* _Alıştırma görevleri_:
1) Komisyon konuşmasında "ZEKERİYA TEMİZEL (İzmir)" ifadesinden başlayıp "çok net olarak." ifadesi de dahil olmak üzere o ifadeye kadar olan kısmı aynen yazıya geçirin.
2) Komisyon konuşmasına göre, üzerinde görüşme yapılan kanunun 1'inci maddesi neyle ilgilidir?

* _Seçilmiş bölüm_:
┌──

KOMİSYON KONUŞMASI

ZEKERİYA TEMİZEL (İzmir) - Teşekkür ederim Sayın Başkanım.

Aslında Sayın Usta'nın endişelerine gerçekten kulak vermek gerekiyor. Önemli bir eksiklikten, önemli bir boşluktan bahsediliyor burada. Bu kadar büyük boşluklarla yazdığınız maddelerle bir yere varma olanağınızın olmadığını söylüyor çok net olarak.

Sayın Başkan, şimdi şu anda biz kanunun 1'inci maddesi üzerinde görüşmeler yapıyoruz. Kanunun 1'inci maddesi, varlık yönetimi anonim şirketinin kurulmasıyla ilgili, amaç o büyük ölçüde. Şimdi, bu amaç çerçevesinde konuşulması gereken Türkiye varlık yönetimi anonim şirketinin yönetimi, faaliyetlere ilişkin esaslar... Dolayısıyla, bu varlık yönetimi anonim şirketine düzenlediğimiz ve amaçlarını belirlediğimiz bir maddede, bu gelecekte fonlar kuracak ama oturup fon tartışıyoruz. Burada fon yok, fonun ne yapacağına ilişkin bir şey yok. Varlık yönetimi anonim şirketi ne yapacak? Burada asıl belirlenmesi ve konuşulması gereken konu bu. 1'inci maddesi, Türkiye varlık fonu yönetimi anonim şirketinin kurulmasıyla ilgili düzenlemedir. Bu şirketin temel işlevi ne olacak, kaynaklarını nereden alacak? Hazine veya diğer kurumlar, daha sonra kurulacak olan fonlara doğrudan doğruya bir şey falan vermiyor. Dünyadaki uygulamalarında, burada kurulan şirket veriyor, o fonları o kuruyor, değişik değişik fonları kurma olanağı buradaki yönetim şirketinden çıkıyor.

└──

(Bir veri kaynağına ait kayıtlar)
┌──

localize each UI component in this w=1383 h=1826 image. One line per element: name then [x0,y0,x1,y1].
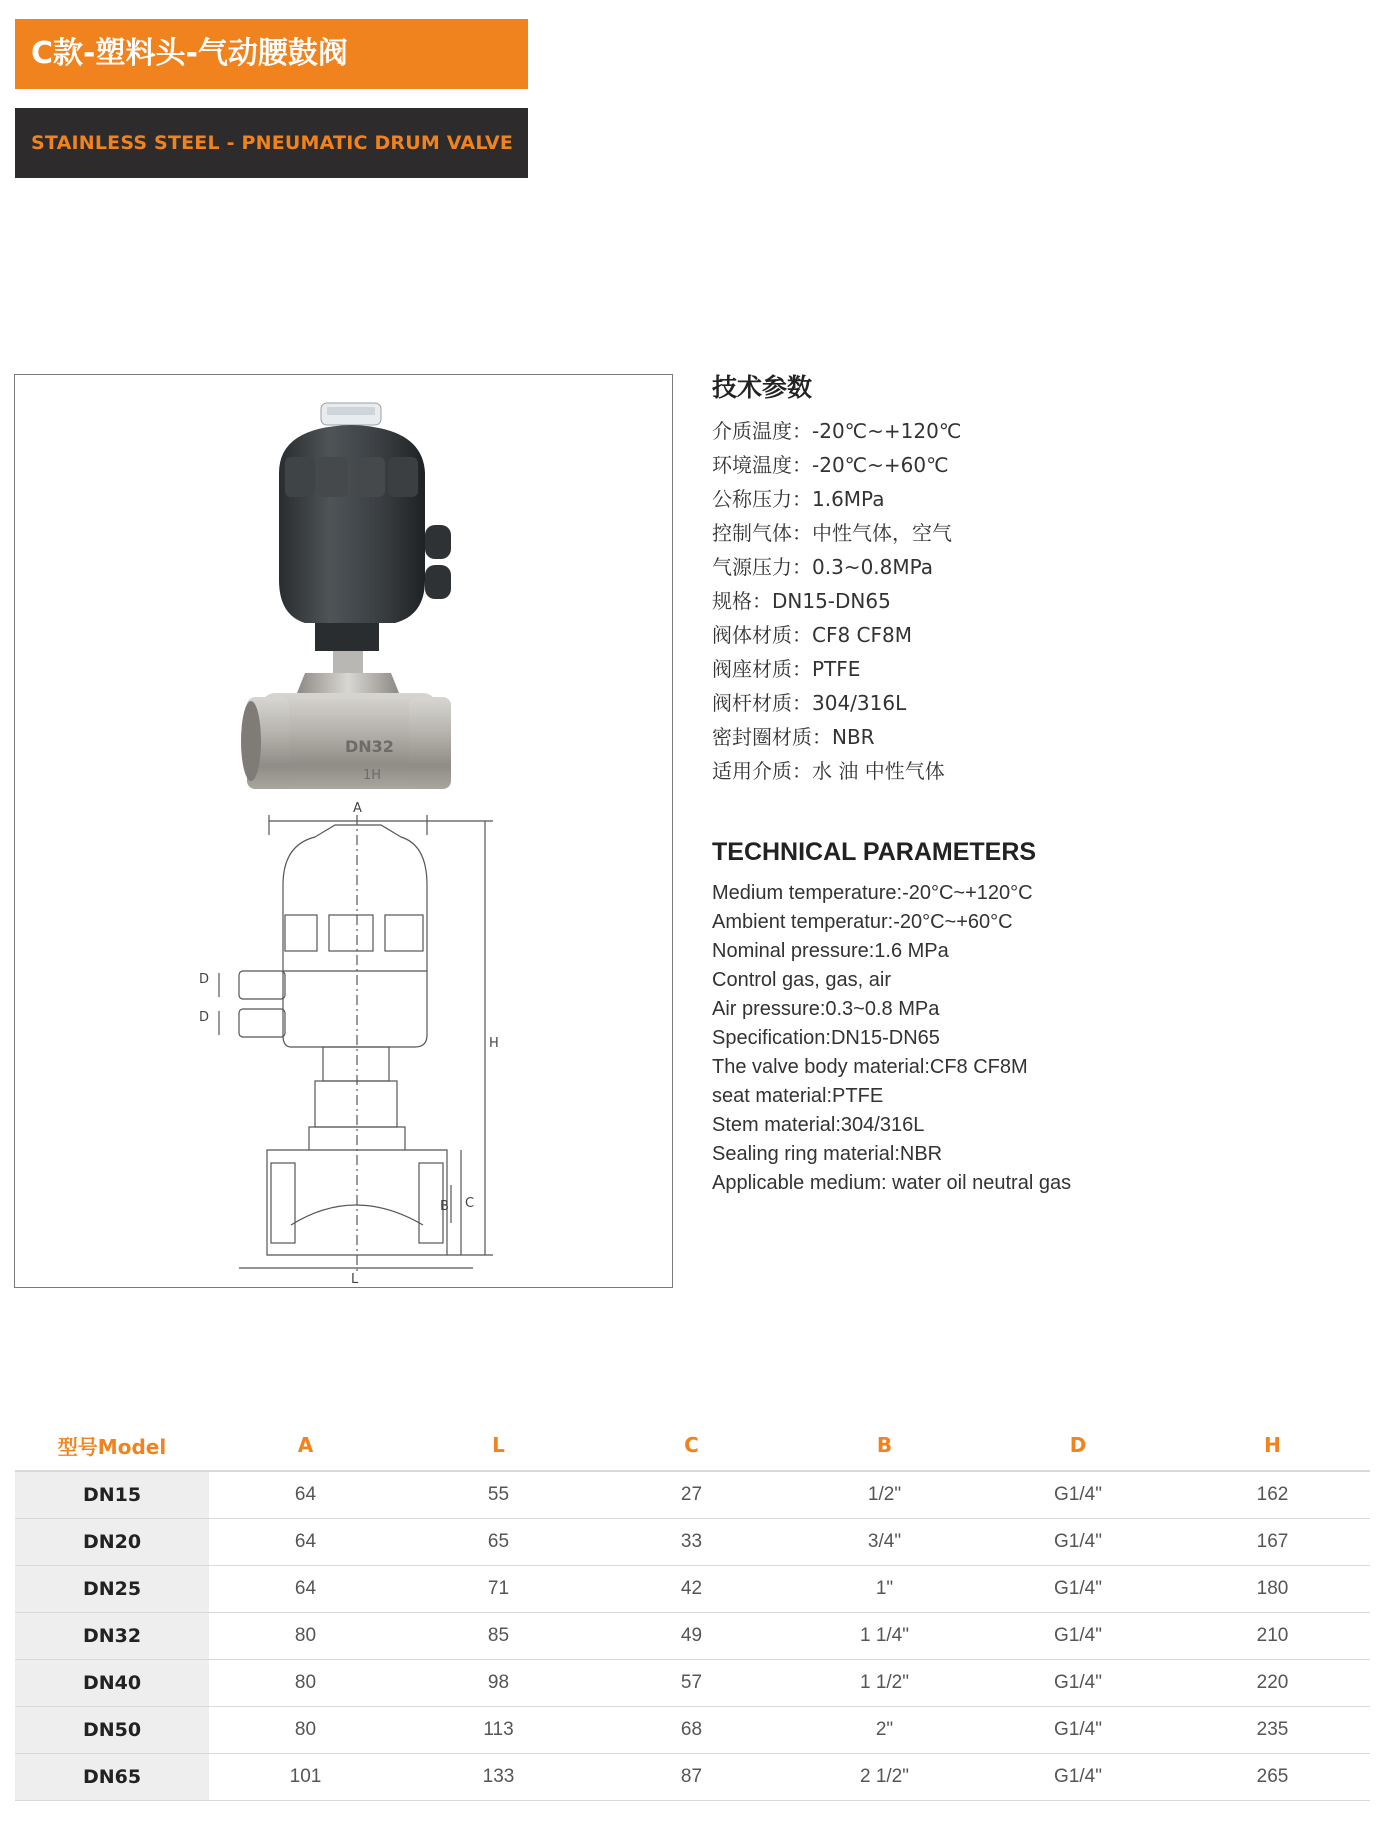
header-model: 型号Model [15,1420,209,1471]
product-panel [14,374,673,1288]
cell-l: 85 [402,1613,595,1660]
table-row [15,1519,1370,1566]
params-cn-heading: 技术参数 [712,373,813,402]
cell-model: DN20 [15,1519,209,1566]
cell-b: 3/4" [788,1519,981,1566]
title-english: STAINLESS STEEL - PNEUMATIC DRUM VALVE [15,108,528,178]
param-cn-row: 环境温度：-20℃~+60℃ [712,453,949,477]
header-c: C [595,1420,788,1471]
param-cn-row: 控制气体：中性气体，空气 [712,521,952,545]
cell-b: 2" [788,1707,981,1754]
cell-b: 1 1/2" [788,1660,981,1707]
param-cn-row: 密封圈材质：NBR [712,725,875,749]
cell-h: 220 [1175,1660,1370,1707]
table-row [15,1754,1370,1801]
cell-l: 98 [402,1660,595,1707]
dimension-drawing [219,815,493,1275]
table-header-row [15,1420,1370,1471]
cell-h: 162 [1175,1471,1370,1519]
param-cn-row: 公称压力：1.6MPa [712,487,885,511]
dim-label-d2: D [199,1010,210,1025]
cell-l: 55 [402,1471,595,1519]
cell-model: DN65 [15,1754,209,1801]
cell-a: 64 [209,1471,402,1519]
param-cn-row: 气源压力：0.3~0.8MPa [712,555,934,579]
technical-parameters-cn [712,368,1352,788]
cell-d: G1/4" [981,1660,1175,1707]
dim-label-a: A [353,801,362,816]
cell-h: 210 [1175,1613,1370,1660]
cell-model: DN40 [15,1660,209,1707]
cell-c: 57 [595,1660,788,1707]
table-row [15,1471,1370,1519]
cell-model: DN15 [15,1471,209,1519]
param-en-row: Stem material:304/316L [712,1114,925,1136]
cell-c: 49 [595,1613,788,1660]
param-en-row: seat material:PTFE [712,1085,884,1107]
cell-c: 87 [595,1754,788,1801]
param-en-row: Sealing ring material:NBR [712,1143,943,1165]
param-cn-row: 阀杆材质：304/316L [712,691,907,715]
header-d: D [981,1420,1175,1471]
param-cn-row: 阀体材质：CF8 CF8M [712,623,912,647]
dim-label-h: H [489,1036,499,1051]
body-sub-text: 1H [363,768,382,783]
param-cn-row: 阀座材质：PTFE [712,657,861,681]
cell-c: 68 [595,1707,788,1754]
cell-b: 1" [788,1566,981,1613]
cell-d: G1/4" [981,1707,1175,1754]
cell-a: 80 [209,1660,402,1707]
cell-b: 1 1/4" [788,1613,981,1660]
cell-l: 65 [402,1519,595,1566]
cell-model: DN25 [15,1566,209,1613]
cell-h: 265 [1175,1754,1370,1801]
cell-c: 42 [595,1566,788,1613]
cell-model: DN32 [15,1613,209,1660]
dim-label-c: C [465,1196,475,1211]
cell-d: G1/4" [981,1471,1175,1519]
param-en-row: Nominal pressure:1.6 MPa [712,940,949,962]
cell-c: 33 [595,1519,788,1566]
cell-h: 180 [1175,1566,1370,1613]
cell-b: 2 1/2" [788,1754,981,1801]
params-en-heading: TECHNICAL PARAMETERS [712,838,1037,866]
cell-l: 133 [402,1754,595,1801]
param-en-row: Ambient temperatur:-20°C~+60°C [712,911,1013,933]
dim-label-b: B [440,1199,449,1214]
param-en-row: Applicable medium: water oil neutral gas [712,1172,1072,1194]
dimension-table [15,1420,1370,1801]
param-en-row: The valve body material:CF8 CF8M [712,1056,1028,1078]
param-en-row: Specification:DN15-DN65 [712,1027,940,1049]
cell-a: 64 [209,1566,402,1613]
param-en-row: Air pressure:0.3~0.8 MPa [712,998,940,1020]
cell-h: 167 [1175,1519,1370,1566]
technical-parameters-en [712,838,1352,1198]
cell-h: 235 [1175,1707,1370,1754]
cell-d: G1/4" [981,1519,1175,1566]
param-cn-row: 规格：DN15-DN65 [712,589,891,613]
cell-d: G1/4" [981,1566,1175,1613]
param-en-row: Medium temperature:-20°C~+120°C [712,882,1033,904]
valve-body-photo [241,673,451,789]
param-cn-row: 适用介质：水 油 中性气体 [712,759,945,783]
body-mark-text: DN32 [345,737,394,756]
cell-d: G1/4" [981,1754,1175,1801]
header-h: H [1175,1420,1370,1471]
header-b: B [788,1420,981,1471]
actuator-photo [279,403,451,673]
param-cn-row: 介质温度：-20℃~+120℃ [712,419,962,443]
cell-model: DN50 [15,1707,209,1754]
dim-label-d1: D [199,972,210,987]
header-a: A [209,1420,402,1471]
cell-d: G1/4" [981,1613,1175,1660]
header-l: L [402,1420,595,1471]
cell-a: 80 [209,1613,402,1660]
param-en-row: Control gas, gas, air [712,969,891,991]
table-row [15,1566,1370,1613]
table-row [15,1613,1370,1660]
cell-a: 101 [209,1754,402,1801]
title-chinese: C款-塑料头-气动腰鼓阀 [15,19,528,89]
cell-a: 80 [209,1707,402,1754]
table-row [15,1660,1370,1707]
dim-label-l: L [351,1272,359,1287]
table-row [15,1707,1370,1754]
cell-l: 71 [402,1566,595,1613]
valve-illustration [15,375,672,1287]
cell-c: 27 [595,1471,788,1519]
cell-a: 64 [209,1519,402,1566]
cell-b: 1/2" [788,1471,981,1519]
cell-l: 113 [402,1707,595,1754]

└──

* _Alıştırma yanıtları_:
1)
ZEKERİYA TEMİZEL (İzmir) - Teşekkür ederim Sayın Başkanım.

Aslında Sayın Usta'nın endişelerine gerçekten kulak vermek gerekiyor. Önemli bir eksiklikten, önemli bir boşluktan bahsediliyor burada. Bu kadar büyük boşluklarla yazdığınız maddelerle bir yere varma olanağınızın olmadığını söylüyor çok net olarak.

2) Kanunun 1'inci maddesi, Türkiye varlık fonu yönetimi anonim şirketinin kurulmasıyla ilgilidir.